(Data entries)

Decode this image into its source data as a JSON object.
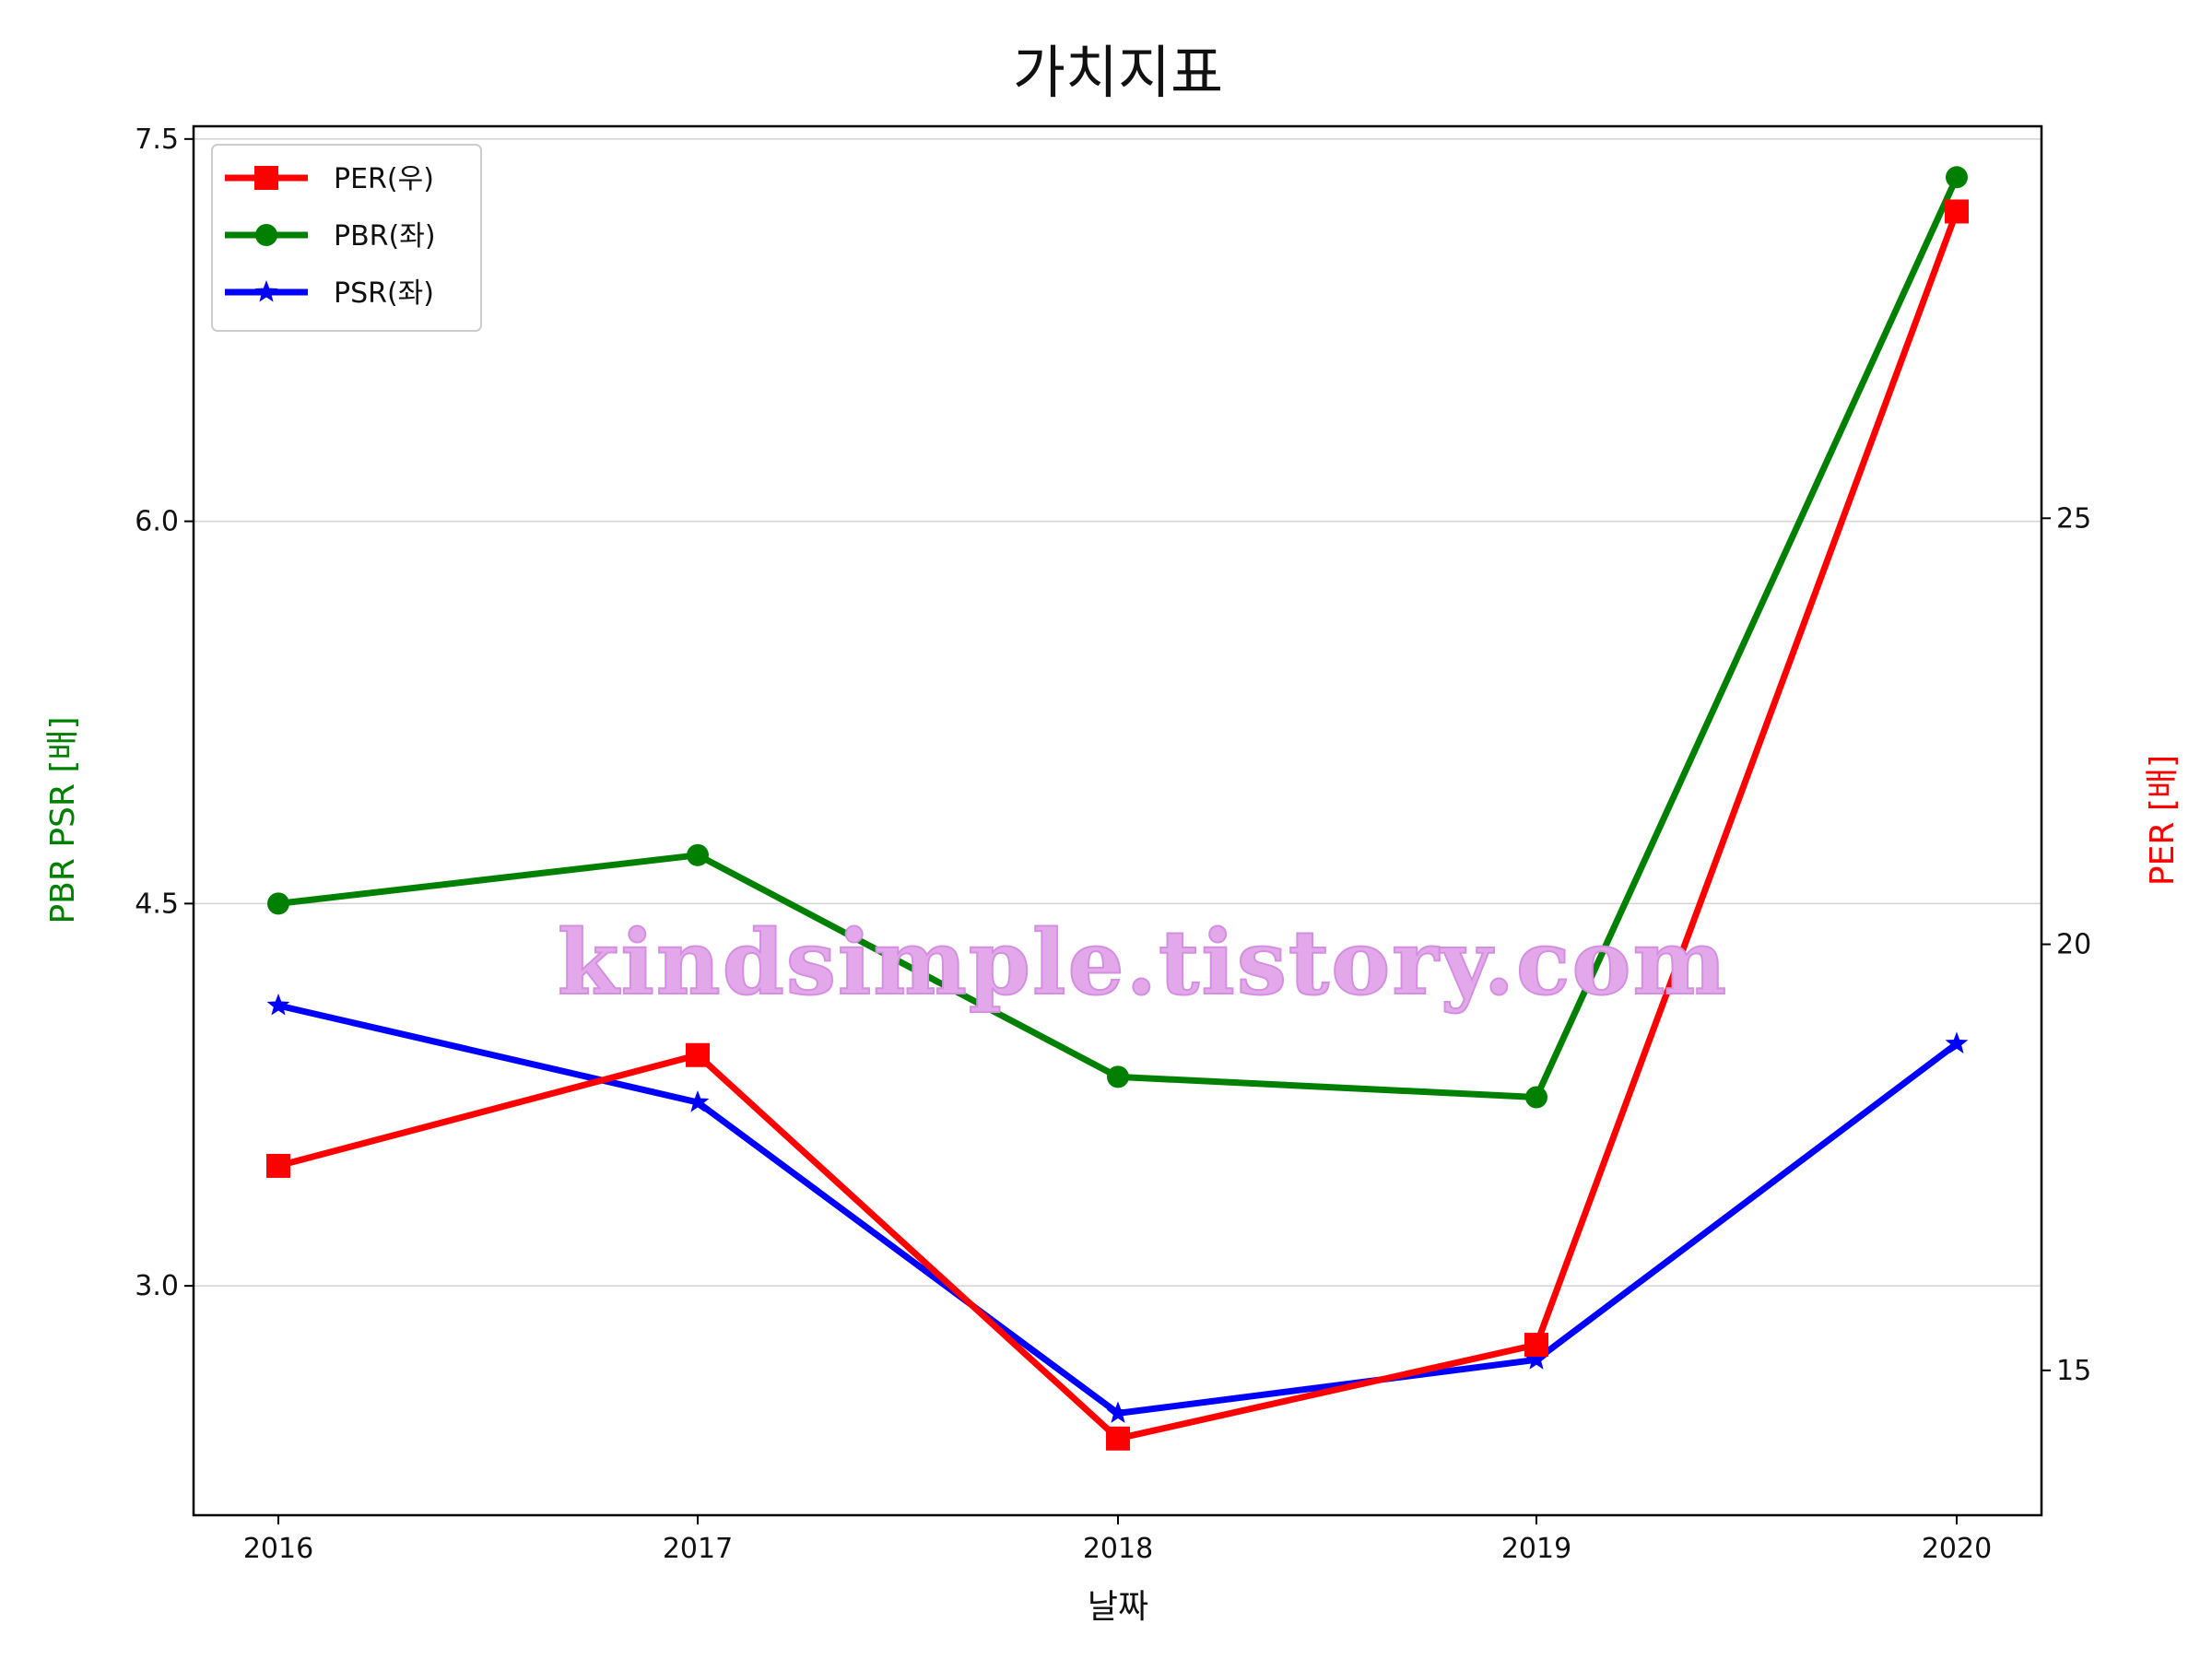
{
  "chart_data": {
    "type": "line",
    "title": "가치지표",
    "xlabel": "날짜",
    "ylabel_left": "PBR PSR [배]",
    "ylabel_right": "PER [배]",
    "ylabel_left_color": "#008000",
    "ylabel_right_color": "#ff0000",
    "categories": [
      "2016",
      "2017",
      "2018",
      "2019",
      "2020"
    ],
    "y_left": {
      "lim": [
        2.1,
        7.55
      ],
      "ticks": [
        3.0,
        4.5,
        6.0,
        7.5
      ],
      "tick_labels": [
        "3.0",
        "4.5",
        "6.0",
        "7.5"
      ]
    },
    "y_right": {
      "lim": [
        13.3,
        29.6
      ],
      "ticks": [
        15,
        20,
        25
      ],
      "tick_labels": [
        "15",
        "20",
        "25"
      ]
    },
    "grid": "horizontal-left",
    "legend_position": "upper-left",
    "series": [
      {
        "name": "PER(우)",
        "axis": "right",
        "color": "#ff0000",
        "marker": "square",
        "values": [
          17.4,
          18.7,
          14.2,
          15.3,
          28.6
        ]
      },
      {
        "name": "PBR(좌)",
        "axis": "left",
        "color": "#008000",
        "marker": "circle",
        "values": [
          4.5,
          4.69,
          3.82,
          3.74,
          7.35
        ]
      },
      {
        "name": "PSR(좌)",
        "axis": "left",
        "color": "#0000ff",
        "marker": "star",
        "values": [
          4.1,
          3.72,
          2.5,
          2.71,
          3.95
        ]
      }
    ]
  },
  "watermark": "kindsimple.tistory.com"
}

• **WHAT THE TASK REQUIRES**
Return the full material word for word. Do not include the pictures.

• **TASK RESULT**
Decode this image into its source data as a JSON object.
{
  "chart_data": {
    "type": "line",
    "title": "가치지표",
    "xlabel": "날짜",
    "ylabel_left": "PBR PSR [배]",
    "ylabel_right": "PER [배]",
    "ylabel_left_color": "#008000",
    "ylabel_right_color": "#ff0000",
    "categories": [
      "2016",
      "2017",
      "2018",
      "2019",
      "2020"
    ],
    "y_left": {
      "lim": [
        2.1,
        7.55
      ],
      "ticks": [
        3.0,
        4.5,
        6.0,
        7.5
      ],
      "tick_labels": [
        "3.0",
        "4.5",
        "6.0",
        "7.5"
      ]
    },
    "y_right": {
      "lim": [
        13.3,
        29.6
      ],
      "ticks": [
        15,
        20,
        25
      ],
      "tick_labels": [
        "15",
        "20",
        "25"
      ]
    },
    "grid": "horizontal-left",
    "legend_position": "upper-left",
    "series": [
      {
        "name": "PER(우)",
        "axis": "right",
        "color": "#ff0000",
        "marker": "square",
        "values": [
          17.4,
          18.7,
          14.2,
          15.3,
          28.6
        ]
      },
      {
        "name": "PBR(좌)",
        "axis": "left",
        "color": "#008000",
        "marker": "circle",
        "values": [
          4.5,
          4.69,
          3.82,
          3.74,
          7.35
        ]
      },
      {
        "name": "PSR(좌)",
        "axis": "left",
        "color": "#0000ff",
        "marker": "star",
        "values": [
          4.1,
          3.72,
          2.5,
          2.71,
          3.95
        ]
      }
    ]
  },
  "watermark": "kindsimple.tistory.com"
}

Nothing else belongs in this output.